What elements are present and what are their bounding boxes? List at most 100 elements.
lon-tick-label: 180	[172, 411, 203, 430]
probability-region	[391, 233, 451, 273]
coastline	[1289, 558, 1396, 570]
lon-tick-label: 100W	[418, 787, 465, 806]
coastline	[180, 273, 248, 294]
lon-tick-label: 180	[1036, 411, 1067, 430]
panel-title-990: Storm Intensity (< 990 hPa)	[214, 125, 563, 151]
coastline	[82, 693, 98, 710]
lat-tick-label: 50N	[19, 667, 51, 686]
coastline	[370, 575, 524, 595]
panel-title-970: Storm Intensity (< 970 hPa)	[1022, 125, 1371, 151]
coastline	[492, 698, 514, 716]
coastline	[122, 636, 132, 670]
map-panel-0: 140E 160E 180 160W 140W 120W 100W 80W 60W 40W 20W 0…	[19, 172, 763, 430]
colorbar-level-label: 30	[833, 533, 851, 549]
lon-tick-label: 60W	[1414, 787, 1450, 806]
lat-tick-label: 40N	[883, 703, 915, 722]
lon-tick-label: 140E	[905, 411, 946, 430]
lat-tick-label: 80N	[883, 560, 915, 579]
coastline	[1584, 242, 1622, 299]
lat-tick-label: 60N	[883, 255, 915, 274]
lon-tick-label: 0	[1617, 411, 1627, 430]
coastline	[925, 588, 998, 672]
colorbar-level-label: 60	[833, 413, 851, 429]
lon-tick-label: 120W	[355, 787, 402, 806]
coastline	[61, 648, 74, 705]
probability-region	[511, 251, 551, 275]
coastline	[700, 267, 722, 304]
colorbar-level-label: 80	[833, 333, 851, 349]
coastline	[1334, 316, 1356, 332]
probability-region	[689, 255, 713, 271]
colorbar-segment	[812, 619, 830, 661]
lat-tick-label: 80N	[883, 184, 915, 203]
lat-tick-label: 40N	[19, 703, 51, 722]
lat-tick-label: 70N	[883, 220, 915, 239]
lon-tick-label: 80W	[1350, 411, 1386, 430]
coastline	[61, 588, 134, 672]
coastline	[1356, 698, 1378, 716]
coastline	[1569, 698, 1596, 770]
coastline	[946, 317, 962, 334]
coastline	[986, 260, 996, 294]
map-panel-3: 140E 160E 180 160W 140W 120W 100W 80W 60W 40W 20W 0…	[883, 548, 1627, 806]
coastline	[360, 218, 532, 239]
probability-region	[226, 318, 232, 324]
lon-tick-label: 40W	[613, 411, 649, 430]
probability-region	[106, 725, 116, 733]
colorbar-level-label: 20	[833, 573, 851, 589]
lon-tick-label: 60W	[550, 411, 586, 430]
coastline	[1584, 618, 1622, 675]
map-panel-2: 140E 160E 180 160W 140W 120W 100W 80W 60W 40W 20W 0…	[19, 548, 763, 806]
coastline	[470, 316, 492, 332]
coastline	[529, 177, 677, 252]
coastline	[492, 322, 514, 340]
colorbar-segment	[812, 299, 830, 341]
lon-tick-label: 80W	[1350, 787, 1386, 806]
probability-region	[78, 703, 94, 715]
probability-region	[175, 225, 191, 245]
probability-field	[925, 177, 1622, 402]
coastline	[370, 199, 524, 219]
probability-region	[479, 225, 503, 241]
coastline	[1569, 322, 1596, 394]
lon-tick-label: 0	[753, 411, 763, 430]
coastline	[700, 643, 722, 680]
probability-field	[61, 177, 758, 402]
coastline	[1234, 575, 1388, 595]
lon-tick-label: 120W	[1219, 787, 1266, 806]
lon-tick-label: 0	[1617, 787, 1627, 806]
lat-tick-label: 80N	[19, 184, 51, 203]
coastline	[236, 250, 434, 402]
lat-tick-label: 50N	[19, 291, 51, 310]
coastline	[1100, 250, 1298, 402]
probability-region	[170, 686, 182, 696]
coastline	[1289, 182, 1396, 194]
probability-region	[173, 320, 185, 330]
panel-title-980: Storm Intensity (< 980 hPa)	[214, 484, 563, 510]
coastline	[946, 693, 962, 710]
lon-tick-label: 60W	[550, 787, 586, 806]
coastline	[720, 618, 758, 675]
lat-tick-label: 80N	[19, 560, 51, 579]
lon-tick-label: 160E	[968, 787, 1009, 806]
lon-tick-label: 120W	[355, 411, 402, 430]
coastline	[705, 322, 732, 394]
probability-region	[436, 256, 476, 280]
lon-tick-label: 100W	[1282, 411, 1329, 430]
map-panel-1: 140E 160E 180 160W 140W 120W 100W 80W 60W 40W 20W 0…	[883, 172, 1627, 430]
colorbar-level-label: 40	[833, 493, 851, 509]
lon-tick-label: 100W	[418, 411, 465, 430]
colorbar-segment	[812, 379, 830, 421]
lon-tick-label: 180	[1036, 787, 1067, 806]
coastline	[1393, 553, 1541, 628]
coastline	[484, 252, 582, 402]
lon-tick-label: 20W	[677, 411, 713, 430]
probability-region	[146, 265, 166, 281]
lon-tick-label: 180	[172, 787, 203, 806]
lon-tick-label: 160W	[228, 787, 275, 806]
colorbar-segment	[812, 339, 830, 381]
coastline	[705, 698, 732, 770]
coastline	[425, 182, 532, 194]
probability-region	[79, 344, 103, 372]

==============================

> _STATED TASK_:
Reproduce the entries verbatim, beginning with the first line and ending after the line that contains "panel-title-990: Storm Intensity".

> _TASK SOLUTION_:
What elements are present and what are their bounding boxes? List at most 100 elements.
lon-tick-label: 180	[172, 411, 203, 430]
probability-region	[391, 233, 451, 273]
coastline	[1289, 558, 1396, 570]
lon-tick-label: 100W	[418, 787, 465, 806]
coastline	[180, 273, 248, 294]
lon-tick-label: 180	[1036, 411, 1067, 430]
panel-title-990: Storm Intensity (< 990 hPa)	[214, 125, 563, 151]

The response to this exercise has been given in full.